** GIVEN TASK **
The records that follow are to be repeated exactly, with the pictures removed.

(Collected data entries)
------------------------
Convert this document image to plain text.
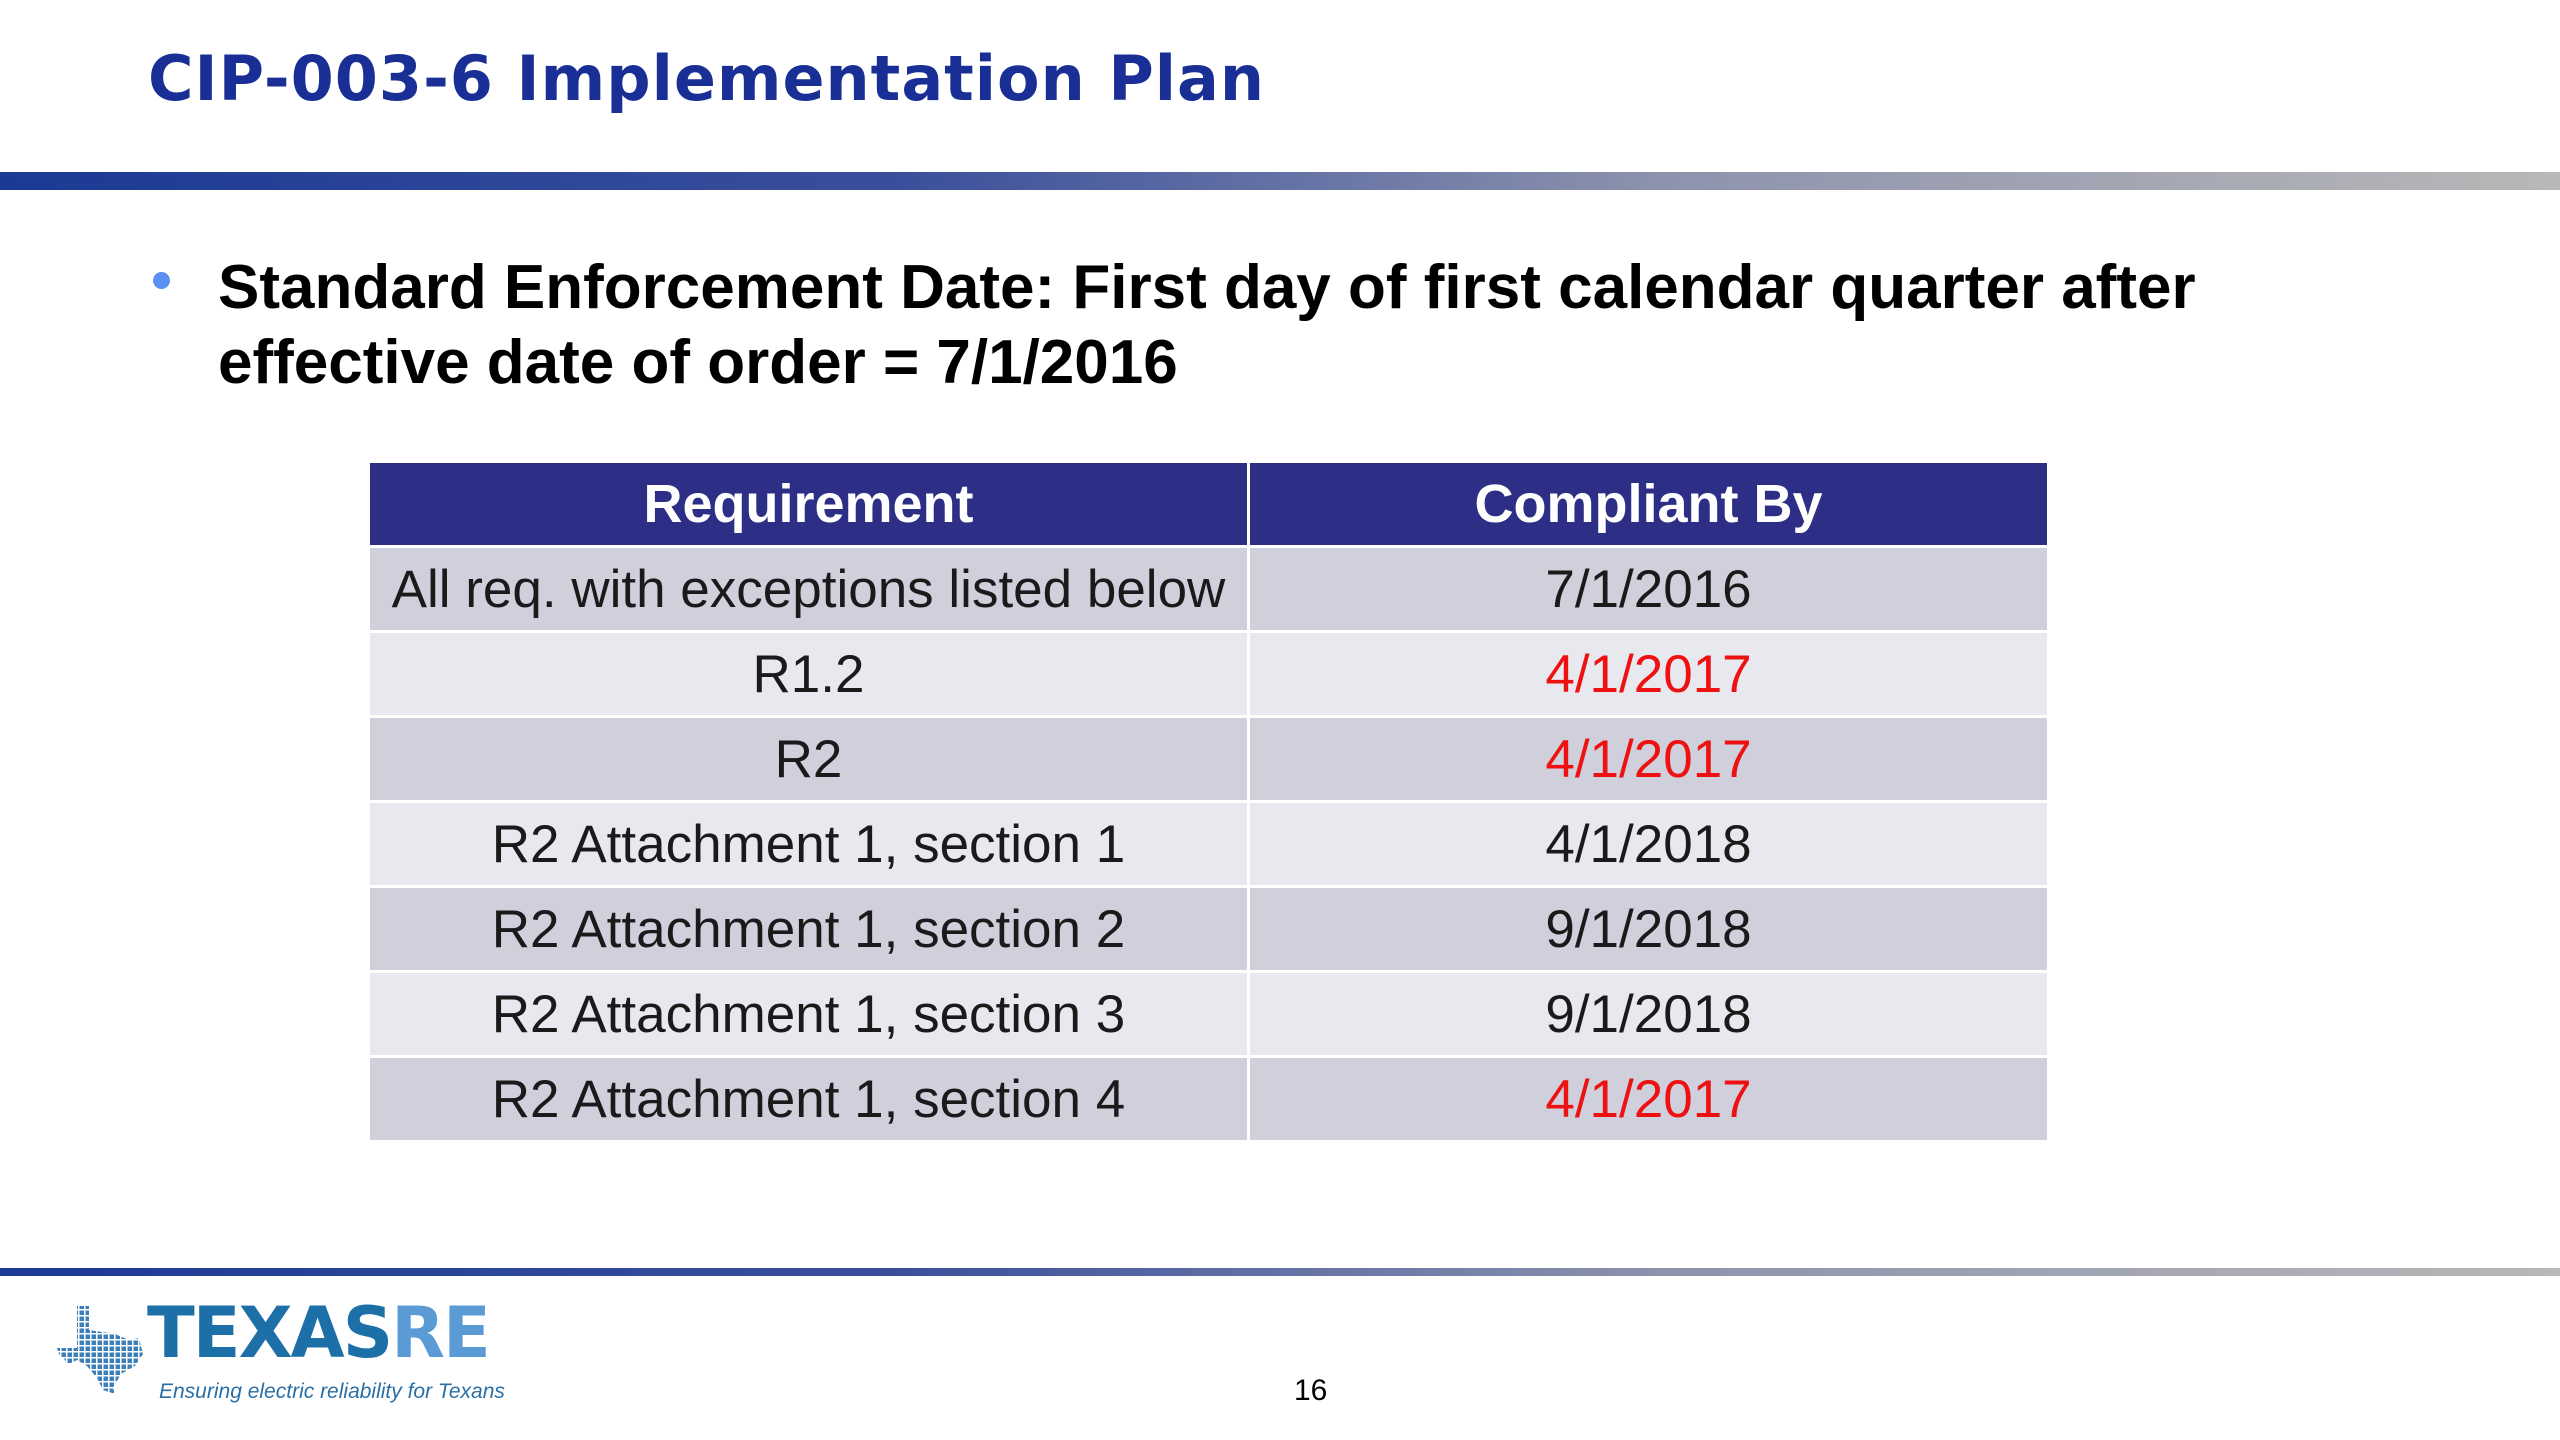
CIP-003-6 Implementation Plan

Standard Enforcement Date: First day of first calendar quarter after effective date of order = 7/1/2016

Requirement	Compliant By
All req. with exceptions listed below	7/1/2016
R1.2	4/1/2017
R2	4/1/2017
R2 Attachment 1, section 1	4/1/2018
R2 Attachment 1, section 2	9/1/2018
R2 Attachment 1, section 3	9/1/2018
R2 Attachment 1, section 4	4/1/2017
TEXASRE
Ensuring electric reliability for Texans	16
------------------------
** FINISHED ANSWER **
Convert this document image to plain text.
CIP-003-6 Implementation Plan

Standard Enforcement Date: First day of first calendar quarter after effective date of order = 7/1/2016

Requirement	Compliant By
All req. with exceptions listed below	7/1/2016
R1.2	4/1/2017
R2	4/1/2017
R2 Attachment 1, section 1	4/1/2018
R2 Attachment 1, section 2	9/1/2018
R2 Attachment 1, section 3	9/1/2018
R2 Attachment 1, section 4	4/1/2017
TEXASRE
Ensuring electric reliability for Texans	16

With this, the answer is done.